* **INFORMATION GIVEN**
######

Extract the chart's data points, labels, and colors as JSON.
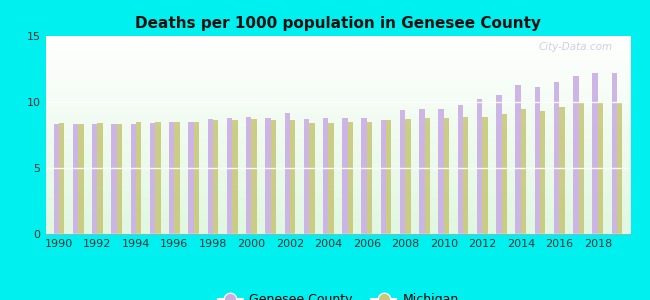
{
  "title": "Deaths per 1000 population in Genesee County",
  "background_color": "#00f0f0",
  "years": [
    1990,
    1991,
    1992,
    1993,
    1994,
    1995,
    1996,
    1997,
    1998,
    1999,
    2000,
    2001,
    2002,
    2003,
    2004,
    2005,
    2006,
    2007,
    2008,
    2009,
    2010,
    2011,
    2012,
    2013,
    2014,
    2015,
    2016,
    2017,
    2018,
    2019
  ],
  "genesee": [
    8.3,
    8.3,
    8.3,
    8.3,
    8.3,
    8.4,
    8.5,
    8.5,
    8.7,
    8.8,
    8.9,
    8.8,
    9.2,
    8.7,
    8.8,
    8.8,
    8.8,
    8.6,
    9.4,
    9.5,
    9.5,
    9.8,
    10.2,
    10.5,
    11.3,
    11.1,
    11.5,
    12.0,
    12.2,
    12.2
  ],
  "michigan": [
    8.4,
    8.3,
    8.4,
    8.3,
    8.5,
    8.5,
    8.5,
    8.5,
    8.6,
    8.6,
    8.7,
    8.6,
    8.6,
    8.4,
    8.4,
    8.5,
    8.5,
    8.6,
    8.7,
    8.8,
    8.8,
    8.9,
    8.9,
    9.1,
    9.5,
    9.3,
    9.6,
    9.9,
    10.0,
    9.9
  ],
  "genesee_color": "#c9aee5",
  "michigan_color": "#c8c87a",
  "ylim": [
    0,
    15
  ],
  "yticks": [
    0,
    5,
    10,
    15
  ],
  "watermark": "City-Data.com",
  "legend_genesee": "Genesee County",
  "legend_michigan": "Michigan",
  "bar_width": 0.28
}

######

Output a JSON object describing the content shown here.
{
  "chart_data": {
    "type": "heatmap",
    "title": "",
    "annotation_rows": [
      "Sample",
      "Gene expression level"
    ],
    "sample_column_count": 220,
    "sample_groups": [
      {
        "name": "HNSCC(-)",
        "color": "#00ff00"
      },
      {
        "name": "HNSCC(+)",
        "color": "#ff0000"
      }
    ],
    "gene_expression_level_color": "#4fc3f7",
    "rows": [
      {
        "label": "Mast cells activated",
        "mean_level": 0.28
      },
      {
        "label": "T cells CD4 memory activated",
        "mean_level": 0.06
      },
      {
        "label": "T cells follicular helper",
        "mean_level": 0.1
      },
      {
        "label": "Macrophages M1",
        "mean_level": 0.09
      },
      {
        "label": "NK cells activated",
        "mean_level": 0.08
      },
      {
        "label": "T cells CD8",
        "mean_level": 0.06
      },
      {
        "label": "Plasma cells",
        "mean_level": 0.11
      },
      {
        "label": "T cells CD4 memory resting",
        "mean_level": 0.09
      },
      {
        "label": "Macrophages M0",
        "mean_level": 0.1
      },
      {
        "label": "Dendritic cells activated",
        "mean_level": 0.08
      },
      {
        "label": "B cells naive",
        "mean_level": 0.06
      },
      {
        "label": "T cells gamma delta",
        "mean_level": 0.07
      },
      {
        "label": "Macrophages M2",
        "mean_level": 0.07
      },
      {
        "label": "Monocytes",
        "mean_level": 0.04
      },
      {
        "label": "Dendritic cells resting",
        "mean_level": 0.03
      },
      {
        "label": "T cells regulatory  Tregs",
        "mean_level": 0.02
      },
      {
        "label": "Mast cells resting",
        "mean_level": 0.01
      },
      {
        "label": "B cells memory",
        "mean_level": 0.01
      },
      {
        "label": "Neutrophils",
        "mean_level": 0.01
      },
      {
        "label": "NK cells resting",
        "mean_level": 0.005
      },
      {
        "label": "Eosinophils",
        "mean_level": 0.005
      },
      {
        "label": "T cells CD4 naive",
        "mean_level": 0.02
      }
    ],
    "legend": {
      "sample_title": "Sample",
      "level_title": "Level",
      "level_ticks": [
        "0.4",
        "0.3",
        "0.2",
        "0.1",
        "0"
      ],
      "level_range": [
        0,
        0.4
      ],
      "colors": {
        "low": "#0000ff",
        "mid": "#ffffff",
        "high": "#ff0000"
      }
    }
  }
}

######

* **TRY IT**
Go through the records above. Copy each line in which the string "naive" appears.

* **RESULT FOR THIS TASK**
        "label": "B cells naive",
        "label": "T cells CD4 naive",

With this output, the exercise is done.